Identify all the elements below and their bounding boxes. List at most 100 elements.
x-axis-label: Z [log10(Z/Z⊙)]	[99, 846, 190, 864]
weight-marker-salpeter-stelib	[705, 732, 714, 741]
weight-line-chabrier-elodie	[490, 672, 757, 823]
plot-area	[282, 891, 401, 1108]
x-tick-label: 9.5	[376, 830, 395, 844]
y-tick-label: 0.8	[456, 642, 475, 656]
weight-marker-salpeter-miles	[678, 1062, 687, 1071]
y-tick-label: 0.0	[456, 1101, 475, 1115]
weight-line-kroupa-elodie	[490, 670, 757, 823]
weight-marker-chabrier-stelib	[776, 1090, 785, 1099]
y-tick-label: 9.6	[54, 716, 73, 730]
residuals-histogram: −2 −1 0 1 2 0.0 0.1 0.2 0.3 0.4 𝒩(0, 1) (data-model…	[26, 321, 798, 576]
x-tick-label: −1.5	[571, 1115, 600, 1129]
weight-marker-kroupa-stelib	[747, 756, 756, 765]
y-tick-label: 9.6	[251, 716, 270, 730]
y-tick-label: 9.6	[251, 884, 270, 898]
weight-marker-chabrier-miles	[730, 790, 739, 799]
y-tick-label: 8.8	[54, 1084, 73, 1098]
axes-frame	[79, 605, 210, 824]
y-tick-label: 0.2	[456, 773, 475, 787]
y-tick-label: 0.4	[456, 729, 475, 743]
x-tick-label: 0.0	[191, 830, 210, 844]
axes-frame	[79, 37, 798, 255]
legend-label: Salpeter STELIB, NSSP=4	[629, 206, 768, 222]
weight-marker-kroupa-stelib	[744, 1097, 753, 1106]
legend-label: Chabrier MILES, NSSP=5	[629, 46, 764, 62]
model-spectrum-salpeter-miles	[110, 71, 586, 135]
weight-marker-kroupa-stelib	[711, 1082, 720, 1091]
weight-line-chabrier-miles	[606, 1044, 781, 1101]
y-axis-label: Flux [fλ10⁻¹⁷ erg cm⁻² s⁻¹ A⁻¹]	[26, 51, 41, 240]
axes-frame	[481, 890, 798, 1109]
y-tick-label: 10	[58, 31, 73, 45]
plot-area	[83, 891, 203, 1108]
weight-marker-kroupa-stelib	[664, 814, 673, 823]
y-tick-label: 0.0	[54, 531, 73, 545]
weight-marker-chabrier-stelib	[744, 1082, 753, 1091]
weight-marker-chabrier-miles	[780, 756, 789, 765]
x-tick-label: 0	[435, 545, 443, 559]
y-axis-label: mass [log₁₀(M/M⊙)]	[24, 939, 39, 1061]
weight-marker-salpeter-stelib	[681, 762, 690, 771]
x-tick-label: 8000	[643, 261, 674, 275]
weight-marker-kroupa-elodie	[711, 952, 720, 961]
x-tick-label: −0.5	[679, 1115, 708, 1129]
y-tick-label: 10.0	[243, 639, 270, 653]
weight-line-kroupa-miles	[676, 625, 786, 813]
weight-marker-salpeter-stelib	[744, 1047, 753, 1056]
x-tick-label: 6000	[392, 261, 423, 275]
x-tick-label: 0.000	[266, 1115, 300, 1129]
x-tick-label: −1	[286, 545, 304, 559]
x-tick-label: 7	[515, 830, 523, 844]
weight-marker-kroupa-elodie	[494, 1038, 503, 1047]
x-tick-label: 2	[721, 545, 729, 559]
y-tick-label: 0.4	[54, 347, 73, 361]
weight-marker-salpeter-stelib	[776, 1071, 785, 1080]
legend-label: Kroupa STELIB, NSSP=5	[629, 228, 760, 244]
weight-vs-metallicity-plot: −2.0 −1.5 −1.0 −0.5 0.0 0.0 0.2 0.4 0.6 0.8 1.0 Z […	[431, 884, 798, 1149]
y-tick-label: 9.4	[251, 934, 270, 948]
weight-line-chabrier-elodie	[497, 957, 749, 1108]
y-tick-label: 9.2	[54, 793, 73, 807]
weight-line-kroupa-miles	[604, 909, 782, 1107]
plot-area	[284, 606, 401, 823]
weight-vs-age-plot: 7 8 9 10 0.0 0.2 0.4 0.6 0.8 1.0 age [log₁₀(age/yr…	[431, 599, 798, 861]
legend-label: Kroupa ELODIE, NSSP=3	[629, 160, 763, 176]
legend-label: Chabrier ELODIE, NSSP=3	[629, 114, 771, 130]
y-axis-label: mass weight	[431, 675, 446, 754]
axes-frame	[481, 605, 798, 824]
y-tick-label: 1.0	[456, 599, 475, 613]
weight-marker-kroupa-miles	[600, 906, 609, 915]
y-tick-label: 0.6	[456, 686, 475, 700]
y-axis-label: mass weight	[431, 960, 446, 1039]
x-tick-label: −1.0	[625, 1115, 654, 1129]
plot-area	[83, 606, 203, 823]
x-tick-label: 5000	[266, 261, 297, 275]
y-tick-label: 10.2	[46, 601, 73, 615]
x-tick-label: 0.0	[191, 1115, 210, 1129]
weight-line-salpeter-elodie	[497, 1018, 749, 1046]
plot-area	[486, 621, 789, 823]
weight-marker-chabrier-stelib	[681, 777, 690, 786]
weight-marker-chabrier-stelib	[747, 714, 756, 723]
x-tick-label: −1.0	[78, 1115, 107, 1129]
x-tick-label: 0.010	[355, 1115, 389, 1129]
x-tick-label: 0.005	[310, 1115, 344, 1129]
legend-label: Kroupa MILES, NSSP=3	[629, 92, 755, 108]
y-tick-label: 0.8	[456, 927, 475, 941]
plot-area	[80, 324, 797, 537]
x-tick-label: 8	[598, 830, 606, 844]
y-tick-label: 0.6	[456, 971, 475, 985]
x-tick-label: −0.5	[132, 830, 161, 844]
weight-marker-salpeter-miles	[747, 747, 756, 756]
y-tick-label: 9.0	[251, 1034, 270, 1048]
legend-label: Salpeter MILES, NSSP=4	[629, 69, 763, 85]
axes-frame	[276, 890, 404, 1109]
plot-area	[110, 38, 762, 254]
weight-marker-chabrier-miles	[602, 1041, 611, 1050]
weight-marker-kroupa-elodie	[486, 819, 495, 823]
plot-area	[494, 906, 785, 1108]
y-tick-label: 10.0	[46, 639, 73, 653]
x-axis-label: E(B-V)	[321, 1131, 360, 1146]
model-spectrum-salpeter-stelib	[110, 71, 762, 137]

• **Work to be completed**
Reproduce every line of the records above, character for character, with nothing changed or left out.

• **Answer to this task**
Identify all the elements below and their bounding boxes. List at most 100 elements.
x-axis-label: Z [log10(Z/Z⊙)]	[99, 846, 190, 864]
weight-marker-salpeter-stelib	[705, 732, 714, 741]
weight-line-chabrier-elodie	[490, 672, 757, 823]
plot-area	[282, 891, 401, 1108]
x-tick-label: 9.5	[376, 830, 395, 844]
y-tick-label: 0.8	[456, 642, 475, 656]
weight-marker-salpeter-miles	[678, 1062, 687, 1071]
y-tick-label: 0.0	[456, 1101, 475, 1115]
weight-line-kroupa-elodie	[490, 670, 757, 823]
weight-marker-chabrier-stelib	[776, 1090, 785, 1099]
y-tick-label: 9.6	[54, 716, 73, 730]
residuals-histogram: −2 −1 0 1 2 0.0 0.1 0.2 0.3 0.4 𝒩(0, 1) (data-model…	[26, 321, 798, 576]
x-tick-label: −1.5	[571, 1115, 600, 1129]
weight-marker-kroupa-stelib	[747, 756, 756, 765]
y-tick-label: 9.6	[251, 716, 270, 730]
y-tick-label: 9.6	[251, 884, 270, 898]
weight-marker-chabrier-miles	[730, 790, 739, 799]
y-tick-label: 8.8	[54, 1084, 73, 1098]
axes-frame	[79, 605, 210, 824]
y-tick-label: 0.2	[456, 773, 475, 787]
y-tick-label: 0.4	[456, 729, 475, 743]
x-tick-label: 0.0	[191, 830, 210, 844]
axes-frame	[79, 37, 798, 255]
legend-label: Salpeter STELIB, NSSP=4	[629, 206, 768, 222]
weight-marker-kroupa-stelib	[744, 1097, 753, 1106]
legend-label: Chabrier MILES, NSSP=5	[629, 46, 764, 62]
model-spectrum-salpeter-miles	[110, 71, 586, 135]
weight-marker-kroupa-stelib	[711, 1082, 720, 1091]
weight-line-chabrier-miles	[606, 1044, 781, 1101]
y-axis-label: Flux [fλ10⁻¹⁷ erg cm⁻² s⁻¹ A⁻¹]	[26, 51, 41, 240]
axes-frame	[481, 890, 798, 1109]
y-tick-label: 10	[58, 31, 73, 45]
plot-area	[83, 891, 203, 1108]
weight-marker-kroupa-stelib	[664, 814, 673, 823]
y-tick-label: 0.0	[54, 531, 73, 545]
weight-marker-chabrier-stelib	[744, 1082, 753, 1091]
weight-marker-chabrier-miles	[780, 756, 789, 765]
x-tick-label: 0	[435, 545, 443, 559]
y-axis-label: mass [log₁₀(M/M⊙)]	[24, 939, 39, 1061]
weight-marker-salpeter-stelib	[681, 762, 690, 771]
x-tick-label: 8000	[643, 261, 674, 275]
weight-marker-kroupa-elodie	[711, 952, 720, 961]
x-tick-label: −0.5	[679, 1115, 708, 1129]
y-tick-label: 10.0	[243, 639, 270, 653]
weight-line-kroupa-miles	[676, 625, 786, 813]
weight-marker-salpeter-stelib	[744, 1047, 753, 1056]
x-tick-label: 6000	[392, 261, 423, 275]
x-tick-label: 0.000	[266, 1115, 300, 1129]
x-tick-label: −1	[286, 545, 304, 559]
x-tick-label: 7	[515, 830, 523, 844]
weight-marker-kroupa-elodie	[494, 1038, 503, 1047]
x-tick-label: 2	[721, 545, 729, 559]
y-tick-label: 0.4	[54, 347, 73, 361]
weight-marker-salpeter-stelib	[776, 1071, 785, 1080]
legend-label: Kroupa STELIB, NSSP=5	[629, 228, 760, 244]
weight-vs-metallicity-plot: −2.0 −1.5 −1.0 −0.5 0.0 0.0 0.2 0.4 0.6 0.8 1.0 Z […	[431, 884, 798, 1149]
y-tick-label: 9.4	[251, 934, 270, 948]
weight-line-chabrier-elodie	[497, 957, 749, 1108]
y-tick-label: 9.2	[54, 793, 73, 807]
weight-line-kroupa-miles	[604, 909, 782, 1107]
plot-area	[284, 606, 401, 823]
weight-vs-age-plot: 7 8 9 10 0.0 0.2 0.4 0.6 0.8 1.0 age [log₁₀(age/yr…	[431, 599, 798, 861]
legend-label: Kroupa ELODIE, NSSP=3	[629, 160, 763, 176]
legend-label: Chabrier ELODIE, NSSP=3	[629, 114, 771, 130]
y-axis-label: mass weight	[431, 675, 446, 754]
axes-frame	[481, 605, 798, 824]
y-tick-label: 1.0	[456, 599, 475, 613]
weight-marker-kroupa-miles	[600, 906, 609, 915]
y-tick-label: 0.6	[456, 686, 475, 700]
y-axis-label: mass weight	[431, 960, 446, 1039]
x-tick-label: −1.0	[625, 1115, 654, 1129]
plot-area	[83, 606, 203, 823]
x-tick-label: 5000	[266, 261, 297, 275]
y-tick-label: 10.2	[46, 601, 73, 615]
x-tick-label: 0.0	[191, 1115, 210, 1129]
weight-line-salpeter-elodie	[497, 1018, 749, 1046]
plot-area	[486, 621, 789, 823]
weight-marker-chabrier-stelib	[681, 777, 690, 786]
weight-marker-chabrier-stelib	[747, 714, 756, 723]
x-tick-label: −1.0	[78, 1115, 107, 1129]
x-tick-label: 0.010	[355, 1115, 389, 1129]
x-tick-label: 0.005	[310, 1115, 344, 1129]
legend-label: Kroupa MILES, NSSP=3	[629, 92, 755, 108]
y-tick-label: 0.8	[456, 927, 475, 941]
plot-area	[80, 324, 797, 537]
x-tick-label: 8	[598, 830, 606, 844]
y-tick-label: 0.6	[456, 971, 475, 985]
x-tick-label: −0.5	[132, 830, 161, 844]
weight-marker-salpeter-miles	[747, 747, 756, 756]
y-tick-label: 9.0	[251, 1034, 270, 1048]
legend-label: Salpeter MILES, NSSP=4	[629, 69, 763, 85]
axes-frame	[276, 890, 404, 1109]
plot-area	[110, 38, 762, 254]
weight-marker-chabrier-miles	[602, 1041, 611, 1050]
weight-marker-kroupa-elodie	[486, 819, 495, 823]
plot-area	[494, 906, 785, 1108]
y-tick-label: 10.0	[46, 639, 73, 653]
x-axis-label: E(B-V)	[321, 1131, 360, 1146]
model-spectrum-salpeter-stelib	[110, 71, 762, 137]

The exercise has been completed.